Work out how many lines hold the string "巴勒斯坦". The answer is a single number, nothing more.

[Available records start]

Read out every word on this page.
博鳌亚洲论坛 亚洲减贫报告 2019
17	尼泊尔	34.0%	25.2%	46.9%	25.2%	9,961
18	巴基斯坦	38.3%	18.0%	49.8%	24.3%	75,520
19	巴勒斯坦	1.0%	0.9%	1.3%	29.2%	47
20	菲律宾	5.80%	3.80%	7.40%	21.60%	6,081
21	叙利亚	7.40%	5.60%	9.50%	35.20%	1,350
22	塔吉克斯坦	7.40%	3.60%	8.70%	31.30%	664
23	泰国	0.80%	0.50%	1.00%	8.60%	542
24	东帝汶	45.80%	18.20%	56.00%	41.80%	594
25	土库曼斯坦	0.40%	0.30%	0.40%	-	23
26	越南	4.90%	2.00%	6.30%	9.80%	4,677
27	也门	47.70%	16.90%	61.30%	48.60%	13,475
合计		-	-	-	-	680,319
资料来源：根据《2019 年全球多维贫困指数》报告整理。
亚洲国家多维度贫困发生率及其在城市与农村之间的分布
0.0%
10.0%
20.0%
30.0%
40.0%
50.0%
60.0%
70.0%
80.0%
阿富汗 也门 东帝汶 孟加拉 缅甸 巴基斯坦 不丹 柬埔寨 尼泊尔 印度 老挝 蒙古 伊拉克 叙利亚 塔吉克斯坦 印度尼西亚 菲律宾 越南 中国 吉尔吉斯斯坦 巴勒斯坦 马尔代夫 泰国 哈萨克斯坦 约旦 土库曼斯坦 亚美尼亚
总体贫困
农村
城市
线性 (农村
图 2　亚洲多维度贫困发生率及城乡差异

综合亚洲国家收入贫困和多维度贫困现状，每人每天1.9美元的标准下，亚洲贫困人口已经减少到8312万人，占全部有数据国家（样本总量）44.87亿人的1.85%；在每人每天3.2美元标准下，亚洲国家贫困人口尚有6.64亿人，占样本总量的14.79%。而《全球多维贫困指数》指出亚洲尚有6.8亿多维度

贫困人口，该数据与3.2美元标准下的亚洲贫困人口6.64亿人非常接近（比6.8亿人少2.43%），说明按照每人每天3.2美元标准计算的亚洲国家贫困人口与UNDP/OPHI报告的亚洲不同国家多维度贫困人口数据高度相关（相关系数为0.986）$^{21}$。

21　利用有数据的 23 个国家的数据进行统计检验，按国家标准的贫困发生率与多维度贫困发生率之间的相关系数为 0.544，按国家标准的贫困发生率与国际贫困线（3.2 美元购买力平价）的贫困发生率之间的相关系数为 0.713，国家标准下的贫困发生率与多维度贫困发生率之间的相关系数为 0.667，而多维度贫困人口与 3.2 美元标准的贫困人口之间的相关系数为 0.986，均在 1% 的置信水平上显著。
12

[Available records end]

▶ Response
2